____ Task data

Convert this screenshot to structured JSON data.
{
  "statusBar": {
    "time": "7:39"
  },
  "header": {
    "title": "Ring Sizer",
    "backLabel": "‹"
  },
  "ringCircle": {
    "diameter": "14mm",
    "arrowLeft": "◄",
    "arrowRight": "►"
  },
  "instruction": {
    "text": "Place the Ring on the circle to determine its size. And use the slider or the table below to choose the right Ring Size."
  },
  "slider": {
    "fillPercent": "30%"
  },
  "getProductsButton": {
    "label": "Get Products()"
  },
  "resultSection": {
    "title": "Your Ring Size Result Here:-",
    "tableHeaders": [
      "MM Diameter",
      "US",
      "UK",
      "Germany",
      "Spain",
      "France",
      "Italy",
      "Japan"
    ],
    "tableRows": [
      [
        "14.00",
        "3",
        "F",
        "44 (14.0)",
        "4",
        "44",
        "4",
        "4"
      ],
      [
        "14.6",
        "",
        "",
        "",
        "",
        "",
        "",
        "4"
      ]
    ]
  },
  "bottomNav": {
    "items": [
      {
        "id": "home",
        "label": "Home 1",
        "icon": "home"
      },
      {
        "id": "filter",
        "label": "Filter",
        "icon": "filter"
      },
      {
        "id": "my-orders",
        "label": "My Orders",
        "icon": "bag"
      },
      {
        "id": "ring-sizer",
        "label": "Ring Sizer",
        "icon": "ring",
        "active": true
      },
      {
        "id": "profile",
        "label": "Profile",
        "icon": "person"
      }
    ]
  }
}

________

■ Task statement
Output the listing above word for word.

■ The solution
Convert this screenshot to structured JSON data.
{
  "statusBar": {
    "time": "7:39"
  },
  "header": {
    "title": "Ring Sizer",
    "backLabel": "‹"
  },
  "ringCircle": {
    "diameter": "14mm",
    "arrowLeft": "◄",
    "arrowRight": "►"
  },
  "instruction": {
    "text": "Place the Ring on the circle to determine its size. And use the slider or the table below to choose the right Ring Size."
  },
  "slider": {
    "fillPercent": "30%"
  },
  "getProductsButton": {
    "label": "Get Products()"
  },
  "resultSection": {
    "title": "Your Ring Size Result Here:-",
    "tableHeaders": [
      "MM Diameter",
      "US",
      "UK",
      "Germany",
      "Spain",
      "France",
      "Italy",
      "Japan"
    ],
    "tableRows": [
      [
        "14.00",
        "3",
        "F",
        "44 (14.0)",
        "4",
        "44",
        "4",
        "4"
      ],
      [
        "14.6",
        "",
        "",
        "",
        "",
        "",
        "",
        "4"
      ]
    ]
  },
  "bottomNav": {
    "items": [
      {
        "id": "home",
        "label": "Home 1",
        "icon": "home"
      },
      {
        "id": "filter",
        "label": "Filter",
        "icon": "filter"
      },
      {
        "id": "my-orders",
        "label": "My Orders",
        "icon": "bag"
      },
      {
        "id": "ring-sizer",
        "label": "Ring Sizer",
        "icon": "ring",
        "active": true
      },
      {
        "id": "profile",
        "label": "Profile",
        "icon": "person"
      }
    ]
  }
}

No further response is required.